GIVEN REQUEST: Answer with nothing but the number of lines that include the word "teaspoonful".

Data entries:
-- start --

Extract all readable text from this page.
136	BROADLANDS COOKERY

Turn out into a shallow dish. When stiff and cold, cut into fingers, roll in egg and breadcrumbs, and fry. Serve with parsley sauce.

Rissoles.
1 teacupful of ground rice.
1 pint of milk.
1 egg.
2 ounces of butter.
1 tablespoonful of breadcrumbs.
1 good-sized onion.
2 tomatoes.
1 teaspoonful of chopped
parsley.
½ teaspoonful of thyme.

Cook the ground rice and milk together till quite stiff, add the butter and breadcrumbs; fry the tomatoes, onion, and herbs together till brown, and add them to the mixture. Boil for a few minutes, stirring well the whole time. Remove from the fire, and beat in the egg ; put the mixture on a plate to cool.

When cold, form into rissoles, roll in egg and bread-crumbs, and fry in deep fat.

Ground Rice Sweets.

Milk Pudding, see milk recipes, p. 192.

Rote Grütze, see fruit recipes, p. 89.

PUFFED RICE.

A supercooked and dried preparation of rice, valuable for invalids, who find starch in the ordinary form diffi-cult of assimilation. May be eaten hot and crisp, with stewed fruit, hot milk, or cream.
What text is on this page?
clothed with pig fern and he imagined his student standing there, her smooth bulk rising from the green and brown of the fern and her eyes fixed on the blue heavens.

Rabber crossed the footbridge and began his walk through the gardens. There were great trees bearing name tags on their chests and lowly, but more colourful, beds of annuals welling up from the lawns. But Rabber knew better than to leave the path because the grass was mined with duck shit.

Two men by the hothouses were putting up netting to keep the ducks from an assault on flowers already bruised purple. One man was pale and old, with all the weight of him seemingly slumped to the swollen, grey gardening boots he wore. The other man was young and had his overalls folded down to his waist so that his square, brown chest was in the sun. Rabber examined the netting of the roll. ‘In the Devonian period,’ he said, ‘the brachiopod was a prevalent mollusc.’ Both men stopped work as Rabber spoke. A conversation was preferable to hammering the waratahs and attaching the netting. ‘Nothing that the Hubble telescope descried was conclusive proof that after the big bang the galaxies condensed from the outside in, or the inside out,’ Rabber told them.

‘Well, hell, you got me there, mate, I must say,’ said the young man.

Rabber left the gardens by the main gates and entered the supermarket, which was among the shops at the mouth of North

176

-- end --

COMPLETE OUTPUT: 2